▼▼▼
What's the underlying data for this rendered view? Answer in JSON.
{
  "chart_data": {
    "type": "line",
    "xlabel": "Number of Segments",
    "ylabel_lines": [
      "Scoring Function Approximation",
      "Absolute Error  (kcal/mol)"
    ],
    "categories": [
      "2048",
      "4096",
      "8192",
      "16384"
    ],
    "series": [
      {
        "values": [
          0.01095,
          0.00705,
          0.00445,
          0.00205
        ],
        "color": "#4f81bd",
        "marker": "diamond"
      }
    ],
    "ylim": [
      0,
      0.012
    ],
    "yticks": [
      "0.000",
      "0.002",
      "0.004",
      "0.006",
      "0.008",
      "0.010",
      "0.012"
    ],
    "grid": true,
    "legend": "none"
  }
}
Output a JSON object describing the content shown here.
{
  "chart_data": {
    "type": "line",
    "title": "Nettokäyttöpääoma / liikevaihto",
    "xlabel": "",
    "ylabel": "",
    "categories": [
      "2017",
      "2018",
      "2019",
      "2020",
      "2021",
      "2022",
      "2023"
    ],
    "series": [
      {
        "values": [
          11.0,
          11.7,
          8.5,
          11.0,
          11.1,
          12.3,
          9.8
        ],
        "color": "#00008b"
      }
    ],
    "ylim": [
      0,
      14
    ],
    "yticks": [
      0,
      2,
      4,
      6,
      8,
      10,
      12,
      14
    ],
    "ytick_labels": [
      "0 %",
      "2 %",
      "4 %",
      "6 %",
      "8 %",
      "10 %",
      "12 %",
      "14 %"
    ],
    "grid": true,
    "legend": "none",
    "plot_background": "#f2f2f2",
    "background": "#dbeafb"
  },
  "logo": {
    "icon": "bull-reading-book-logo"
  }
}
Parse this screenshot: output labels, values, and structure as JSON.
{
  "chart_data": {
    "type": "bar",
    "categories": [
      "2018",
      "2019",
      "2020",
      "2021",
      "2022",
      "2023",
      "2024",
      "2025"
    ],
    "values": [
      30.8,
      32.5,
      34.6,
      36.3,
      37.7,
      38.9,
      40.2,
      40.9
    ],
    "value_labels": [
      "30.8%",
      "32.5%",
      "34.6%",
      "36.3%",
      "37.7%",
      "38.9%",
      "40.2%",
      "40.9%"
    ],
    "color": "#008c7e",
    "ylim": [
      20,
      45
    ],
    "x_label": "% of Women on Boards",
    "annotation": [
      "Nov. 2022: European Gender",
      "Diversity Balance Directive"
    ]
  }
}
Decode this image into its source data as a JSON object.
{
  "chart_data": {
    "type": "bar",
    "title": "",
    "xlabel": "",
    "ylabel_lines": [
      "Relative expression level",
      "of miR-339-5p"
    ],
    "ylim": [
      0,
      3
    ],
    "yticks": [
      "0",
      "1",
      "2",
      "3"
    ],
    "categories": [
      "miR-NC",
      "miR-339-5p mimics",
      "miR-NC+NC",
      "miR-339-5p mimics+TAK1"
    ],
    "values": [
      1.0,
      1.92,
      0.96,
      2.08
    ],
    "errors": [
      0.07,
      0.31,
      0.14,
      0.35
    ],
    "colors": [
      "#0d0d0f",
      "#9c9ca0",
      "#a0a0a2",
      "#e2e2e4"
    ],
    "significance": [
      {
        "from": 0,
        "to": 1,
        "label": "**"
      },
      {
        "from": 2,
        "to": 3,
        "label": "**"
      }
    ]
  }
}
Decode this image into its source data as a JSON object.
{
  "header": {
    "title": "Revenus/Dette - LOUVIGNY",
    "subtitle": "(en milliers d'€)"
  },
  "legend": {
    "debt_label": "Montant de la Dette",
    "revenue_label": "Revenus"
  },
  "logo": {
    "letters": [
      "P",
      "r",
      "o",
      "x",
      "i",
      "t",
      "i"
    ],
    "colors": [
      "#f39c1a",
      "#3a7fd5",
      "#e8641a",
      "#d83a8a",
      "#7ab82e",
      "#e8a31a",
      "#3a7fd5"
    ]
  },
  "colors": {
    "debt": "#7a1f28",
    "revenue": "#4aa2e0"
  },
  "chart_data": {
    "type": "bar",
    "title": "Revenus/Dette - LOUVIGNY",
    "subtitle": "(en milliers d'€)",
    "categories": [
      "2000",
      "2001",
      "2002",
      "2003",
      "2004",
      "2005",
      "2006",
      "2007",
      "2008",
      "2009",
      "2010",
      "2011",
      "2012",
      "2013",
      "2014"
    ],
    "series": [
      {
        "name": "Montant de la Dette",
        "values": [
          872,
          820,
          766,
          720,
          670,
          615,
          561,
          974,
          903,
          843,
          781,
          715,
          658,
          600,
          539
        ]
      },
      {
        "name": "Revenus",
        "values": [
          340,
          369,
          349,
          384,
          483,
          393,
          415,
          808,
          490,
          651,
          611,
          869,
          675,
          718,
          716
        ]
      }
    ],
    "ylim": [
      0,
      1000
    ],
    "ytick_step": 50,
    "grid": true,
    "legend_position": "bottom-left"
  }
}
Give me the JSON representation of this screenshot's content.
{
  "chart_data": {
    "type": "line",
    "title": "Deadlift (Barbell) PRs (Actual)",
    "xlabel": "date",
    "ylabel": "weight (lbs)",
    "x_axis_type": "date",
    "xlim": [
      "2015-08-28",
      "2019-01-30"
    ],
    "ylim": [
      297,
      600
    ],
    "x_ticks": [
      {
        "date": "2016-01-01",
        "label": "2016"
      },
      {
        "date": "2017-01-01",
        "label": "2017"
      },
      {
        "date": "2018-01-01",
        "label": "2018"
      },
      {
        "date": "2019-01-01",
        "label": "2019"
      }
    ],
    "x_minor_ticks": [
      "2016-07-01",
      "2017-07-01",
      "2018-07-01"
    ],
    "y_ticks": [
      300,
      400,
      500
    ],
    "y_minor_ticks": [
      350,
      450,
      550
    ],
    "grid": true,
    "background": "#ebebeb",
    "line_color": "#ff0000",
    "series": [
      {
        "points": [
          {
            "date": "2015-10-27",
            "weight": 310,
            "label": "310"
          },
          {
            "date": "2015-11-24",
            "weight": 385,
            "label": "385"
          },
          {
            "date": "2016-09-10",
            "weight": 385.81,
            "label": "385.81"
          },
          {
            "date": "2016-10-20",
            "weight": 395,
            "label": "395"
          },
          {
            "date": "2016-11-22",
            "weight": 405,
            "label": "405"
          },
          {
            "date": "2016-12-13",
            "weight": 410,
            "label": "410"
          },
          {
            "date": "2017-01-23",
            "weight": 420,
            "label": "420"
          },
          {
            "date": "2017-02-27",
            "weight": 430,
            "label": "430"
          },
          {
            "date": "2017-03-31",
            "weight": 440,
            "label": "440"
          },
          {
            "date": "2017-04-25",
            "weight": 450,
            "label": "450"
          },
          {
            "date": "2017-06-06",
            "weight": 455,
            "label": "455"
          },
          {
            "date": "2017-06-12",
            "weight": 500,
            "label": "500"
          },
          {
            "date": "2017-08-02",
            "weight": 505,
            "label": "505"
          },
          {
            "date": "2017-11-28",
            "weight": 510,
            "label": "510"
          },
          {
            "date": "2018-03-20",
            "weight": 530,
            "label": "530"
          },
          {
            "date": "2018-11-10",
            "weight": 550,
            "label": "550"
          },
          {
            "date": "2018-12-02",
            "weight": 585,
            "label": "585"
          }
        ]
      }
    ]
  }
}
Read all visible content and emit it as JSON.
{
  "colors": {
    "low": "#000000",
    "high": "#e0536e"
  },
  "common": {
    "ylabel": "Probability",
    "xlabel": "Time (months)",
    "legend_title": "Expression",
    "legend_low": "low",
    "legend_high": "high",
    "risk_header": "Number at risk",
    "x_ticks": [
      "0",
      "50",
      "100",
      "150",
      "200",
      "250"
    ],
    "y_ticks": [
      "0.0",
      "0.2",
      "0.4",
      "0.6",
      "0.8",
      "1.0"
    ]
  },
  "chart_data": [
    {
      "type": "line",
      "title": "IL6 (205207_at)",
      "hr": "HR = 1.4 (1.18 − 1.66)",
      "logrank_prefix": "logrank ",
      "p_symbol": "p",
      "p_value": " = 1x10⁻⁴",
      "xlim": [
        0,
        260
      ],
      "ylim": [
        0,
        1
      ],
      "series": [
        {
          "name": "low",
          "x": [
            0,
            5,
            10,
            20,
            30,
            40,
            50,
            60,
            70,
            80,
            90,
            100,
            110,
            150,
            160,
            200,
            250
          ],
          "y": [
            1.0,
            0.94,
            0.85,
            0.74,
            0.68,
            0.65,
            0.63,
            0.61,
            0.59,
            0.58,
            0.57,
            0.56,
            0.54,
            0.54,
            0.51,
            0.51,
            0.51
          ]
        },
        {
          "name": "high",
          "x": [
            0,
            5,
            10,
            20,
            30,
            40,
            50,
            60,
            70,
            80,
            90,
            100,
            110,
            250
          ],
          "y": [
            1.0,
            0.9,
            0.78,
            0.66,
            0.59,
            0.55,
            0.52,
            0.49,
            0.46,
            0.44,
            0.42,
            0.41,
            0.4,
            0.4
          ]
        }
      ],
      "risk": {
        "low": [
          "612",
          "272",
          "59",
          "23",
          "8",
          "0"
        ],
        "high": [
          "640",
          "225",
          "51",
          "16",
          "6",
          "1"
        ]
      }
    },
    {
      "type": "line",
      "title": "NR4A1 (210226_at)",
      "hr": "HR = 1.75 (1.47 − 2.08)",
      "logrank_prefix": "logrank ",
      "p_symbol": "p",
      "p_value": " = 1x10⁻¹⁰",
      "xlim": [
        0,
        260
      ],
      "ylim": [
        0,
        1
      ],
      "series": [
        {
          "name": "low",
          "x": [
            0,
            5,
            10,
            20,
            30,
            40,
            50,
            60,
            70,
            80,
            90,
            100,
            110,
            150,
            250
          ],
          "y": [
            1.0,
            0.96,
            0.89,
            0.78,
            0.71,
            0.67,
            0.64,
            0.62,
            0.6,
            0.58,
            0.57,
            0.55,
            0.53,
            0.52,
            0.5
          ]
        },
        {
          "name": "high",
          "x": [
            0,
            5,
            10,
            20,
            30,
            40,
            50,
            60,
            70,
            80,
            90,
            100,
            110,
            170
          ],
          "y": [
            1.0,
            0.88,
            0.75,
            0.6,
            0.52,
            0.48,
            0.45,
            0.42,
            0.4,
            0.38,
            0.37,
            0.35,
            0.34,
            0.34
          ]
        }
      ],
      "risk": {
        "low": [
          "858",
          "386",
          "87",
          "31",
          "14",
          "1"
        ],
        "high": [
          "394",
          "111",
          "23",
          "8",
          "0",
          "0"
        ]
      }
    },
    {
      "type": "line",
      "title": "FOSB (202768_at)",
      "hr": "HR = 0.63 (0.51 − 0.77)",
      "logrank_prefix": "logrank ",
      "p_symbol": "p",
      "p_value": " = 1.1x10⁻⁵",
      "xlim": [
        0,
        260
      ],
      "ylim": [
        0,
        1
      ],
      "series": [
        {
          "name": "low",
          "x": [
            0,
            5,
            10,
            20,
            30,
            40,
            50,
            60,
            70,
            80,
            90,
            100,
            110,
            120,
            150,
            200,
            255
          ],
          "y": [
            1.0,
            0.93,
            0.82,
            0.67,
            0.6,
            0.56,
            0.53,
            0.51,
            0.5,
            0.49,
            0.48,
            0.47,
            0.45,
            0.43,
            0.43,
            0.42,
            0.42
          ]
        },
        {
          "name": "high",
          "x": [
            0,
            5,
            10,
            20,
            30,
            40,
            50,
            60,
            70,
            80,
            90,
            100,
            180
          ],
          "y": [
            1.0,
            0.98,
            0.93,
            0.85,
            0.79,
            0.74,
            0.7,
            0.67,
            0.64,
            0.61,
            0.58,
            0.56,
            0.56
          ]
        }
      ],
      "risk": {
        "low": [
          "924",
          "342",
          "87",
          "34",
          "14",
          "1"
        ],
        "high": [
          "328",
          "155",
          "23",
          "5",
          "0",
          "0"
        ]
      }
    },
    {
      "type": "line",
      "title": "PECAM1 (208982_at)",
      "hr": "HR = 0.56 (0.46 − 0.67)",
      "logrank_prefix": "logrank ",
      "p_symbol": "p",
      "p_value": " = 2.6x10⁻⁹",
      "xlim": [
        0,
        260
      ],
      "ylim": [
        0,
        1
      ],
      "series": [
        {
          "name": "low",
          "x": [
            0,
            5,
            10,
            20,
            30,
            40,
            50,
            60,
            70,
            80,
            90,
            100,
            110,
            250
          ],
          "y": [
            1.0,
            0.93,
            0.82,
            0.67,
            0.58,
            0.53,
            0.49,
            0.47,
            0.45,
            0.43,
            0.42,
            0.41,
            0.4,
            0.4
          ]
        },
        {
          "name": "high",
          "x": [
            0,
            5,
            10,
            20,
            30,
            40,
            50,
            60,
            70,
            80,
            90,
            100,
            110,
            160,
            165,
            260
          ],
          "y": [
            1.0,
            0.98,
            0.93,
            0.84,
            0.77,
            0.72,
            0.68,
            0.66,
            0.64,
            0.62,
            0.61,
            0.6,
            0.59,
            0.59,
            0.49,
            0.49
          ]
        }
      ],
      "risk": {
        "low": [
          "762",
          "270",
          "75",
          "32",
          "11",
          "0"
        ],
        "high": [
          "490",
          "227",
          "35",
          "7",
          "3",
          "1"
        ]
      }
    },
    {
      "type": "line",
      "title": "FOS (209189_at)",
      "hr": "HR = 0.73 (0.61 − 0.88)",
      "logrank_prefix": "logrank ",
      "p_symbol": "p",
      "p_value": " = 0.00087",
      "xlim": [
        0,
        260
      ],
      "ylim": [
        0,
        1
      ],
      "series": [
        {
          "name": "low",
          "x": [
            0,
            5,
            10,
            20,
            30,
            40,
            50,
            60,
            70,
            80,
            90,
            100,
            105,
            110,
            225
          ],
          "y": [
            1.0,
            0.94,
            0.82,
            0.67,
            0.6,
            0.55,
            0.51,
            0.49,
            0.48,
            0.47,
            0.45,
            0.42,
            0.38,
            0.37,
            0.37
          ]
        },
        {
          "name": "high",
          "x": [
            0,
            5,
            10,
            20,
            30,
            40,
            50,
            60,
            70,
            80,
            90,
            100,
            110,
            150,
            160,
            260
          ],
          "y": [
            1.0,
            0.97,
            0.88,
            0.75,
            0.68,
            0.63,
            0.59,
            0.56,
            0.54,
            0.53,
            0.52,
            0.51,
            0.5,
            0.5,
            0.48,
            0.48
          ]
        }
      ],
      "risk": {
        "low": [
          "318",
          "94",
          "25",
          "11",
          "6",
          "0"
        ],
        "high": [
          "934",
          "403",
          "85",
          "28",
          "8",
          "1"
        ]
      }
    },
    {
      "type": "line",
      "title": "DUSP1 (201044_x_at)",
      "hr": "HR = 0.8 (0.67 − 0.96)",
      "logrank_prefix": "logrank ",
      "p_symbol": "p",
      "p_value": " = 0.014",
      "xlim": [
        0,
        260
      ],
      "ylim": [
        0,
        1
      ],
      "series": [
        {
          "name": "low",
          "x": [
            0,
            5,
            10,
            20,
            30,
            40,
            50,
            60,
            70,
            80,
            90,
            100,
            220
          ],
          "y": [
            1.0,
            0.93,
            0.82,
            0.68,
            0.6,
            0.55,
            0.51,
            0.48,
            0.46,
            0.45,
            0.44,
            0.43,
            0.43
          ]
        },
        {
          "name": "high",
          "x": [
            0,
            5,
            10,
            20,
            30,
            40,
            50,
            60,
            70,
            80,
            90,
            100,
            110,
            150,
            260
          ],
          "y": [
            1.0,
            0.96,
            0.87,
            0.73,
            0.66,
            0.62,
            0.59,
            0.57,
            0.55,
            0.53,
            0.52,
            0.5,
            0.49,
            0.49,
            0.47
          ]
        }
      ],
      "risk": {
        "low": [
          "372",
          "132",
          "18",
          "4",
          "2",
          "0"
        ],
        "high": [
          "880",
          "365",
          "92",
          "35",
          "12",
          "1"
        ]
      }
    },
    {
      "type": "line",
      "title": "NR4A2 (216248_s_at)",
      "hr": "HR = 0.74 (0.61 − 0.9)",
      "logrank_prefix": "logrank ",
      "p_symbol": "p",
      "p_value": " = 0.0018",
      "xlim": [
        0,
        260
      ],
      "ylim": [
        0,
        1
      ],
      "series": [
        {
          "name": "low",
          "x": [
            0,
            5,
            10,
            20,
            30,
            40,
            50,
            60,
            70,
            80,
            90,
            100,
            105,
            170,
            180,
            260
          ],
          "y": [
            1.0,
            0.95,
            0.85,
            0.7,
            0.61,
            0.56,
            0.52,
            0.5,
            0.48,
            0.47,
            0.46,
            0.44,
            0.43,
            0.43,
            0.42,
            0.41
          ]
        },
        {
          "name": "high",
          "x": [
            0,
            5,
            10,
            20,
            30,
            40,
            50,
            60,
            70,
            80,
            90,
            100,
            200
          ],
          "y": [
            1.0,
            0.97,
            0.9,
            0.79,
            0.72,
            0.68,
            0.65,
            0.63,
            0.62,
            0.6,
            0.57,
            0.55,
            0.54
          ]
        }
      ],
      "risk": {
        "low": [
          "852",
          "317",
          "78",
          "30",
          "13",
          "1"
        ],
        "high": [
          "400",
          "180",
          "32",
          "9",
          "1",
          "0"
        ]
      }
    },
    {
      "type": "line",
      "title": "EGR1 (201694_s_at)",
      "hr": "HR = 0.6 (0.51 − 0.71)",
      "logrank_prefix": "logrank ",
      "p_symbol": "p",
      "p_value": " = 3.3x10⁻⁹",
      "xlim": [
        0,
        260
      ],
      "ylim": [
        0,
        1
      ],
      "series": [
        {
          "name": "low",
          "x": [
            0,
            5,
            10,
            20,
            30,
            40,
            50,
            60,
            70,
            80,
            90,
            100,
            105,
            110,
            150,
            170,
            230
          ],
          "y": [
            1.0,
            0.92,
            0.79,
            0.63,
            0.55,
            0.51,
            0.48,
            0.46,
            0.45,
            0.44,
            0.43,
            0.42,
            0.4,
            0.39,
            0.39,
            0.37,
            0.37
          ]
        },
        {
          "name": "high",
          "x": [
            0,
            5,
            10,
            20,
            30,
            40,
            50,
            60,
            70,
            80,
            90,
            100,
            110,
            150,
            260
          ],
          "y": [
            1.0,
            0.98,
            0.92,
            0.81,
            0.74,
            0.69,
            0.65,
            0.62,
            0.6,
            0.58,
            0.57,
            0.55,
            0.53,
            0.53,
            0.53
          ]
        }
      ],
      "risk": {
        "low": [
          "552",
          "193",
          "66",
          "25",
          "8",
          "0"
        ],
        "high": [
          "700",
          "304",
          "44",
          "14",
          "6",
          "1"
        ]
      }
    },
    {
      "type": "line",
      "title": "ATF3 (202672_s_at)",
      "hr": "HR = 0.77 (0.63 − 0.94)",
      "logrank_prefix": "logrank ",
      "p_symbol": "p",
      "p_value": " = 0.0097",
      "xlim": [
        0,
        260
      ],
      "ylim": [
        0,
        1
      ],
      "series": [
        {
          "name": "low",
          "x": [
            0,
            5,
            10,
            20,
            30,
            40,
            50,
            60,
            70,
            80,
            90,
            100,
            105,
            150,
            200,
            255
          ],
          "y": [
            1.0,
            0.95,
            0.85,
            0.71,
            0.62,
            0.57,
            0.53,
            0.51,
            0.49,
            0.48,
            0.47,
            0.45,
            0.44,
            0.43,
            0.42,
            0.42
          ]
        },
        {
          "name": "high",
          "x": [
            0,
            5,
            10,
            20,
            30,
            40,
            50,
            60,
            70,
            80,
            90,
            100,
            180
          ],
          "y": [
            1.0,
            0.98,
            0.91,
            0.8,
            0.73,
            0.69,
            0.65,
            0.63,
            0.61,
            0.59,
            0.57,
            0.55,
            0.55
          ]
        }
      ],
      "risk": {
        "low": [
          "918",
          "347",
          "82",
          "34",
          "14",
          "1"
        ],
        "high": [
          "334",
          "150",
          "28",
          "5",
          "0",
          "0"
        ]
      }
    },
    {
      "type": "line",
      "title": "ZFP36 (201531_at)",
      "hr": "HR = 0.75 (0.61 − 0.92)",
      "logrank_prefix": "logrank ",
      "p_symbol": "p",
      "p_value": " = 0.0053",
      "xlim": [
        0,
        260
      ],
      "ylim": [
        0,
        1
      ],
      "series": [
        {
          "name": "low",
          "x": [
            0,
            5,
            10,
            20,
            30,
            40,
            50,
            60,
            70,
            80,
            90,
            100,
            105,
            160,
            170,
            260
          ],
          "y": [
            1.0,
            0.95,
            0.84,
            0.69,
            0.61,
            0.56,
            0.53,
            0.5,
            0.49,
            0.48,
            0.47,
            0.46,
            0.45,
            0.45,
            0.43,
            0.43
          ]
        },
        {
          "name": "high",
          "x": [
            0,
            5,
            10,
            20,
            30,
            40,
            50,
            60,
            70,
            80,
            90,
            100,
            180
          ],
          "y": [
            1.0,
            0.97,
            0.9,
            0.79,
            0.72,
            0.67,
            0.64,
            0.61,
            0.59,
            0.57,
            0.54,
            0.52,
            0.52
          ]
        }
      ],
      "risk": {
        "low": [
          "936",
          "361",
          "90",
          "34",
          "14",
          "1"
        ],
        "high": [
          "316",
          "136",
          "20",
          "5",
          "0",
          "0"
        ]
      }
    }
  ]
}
▲▲▲
PROBLEM TO WORK ON – Your answer should be a single number: the count of lines in the data that include the word "mimics".

FINAL ANSWER – 2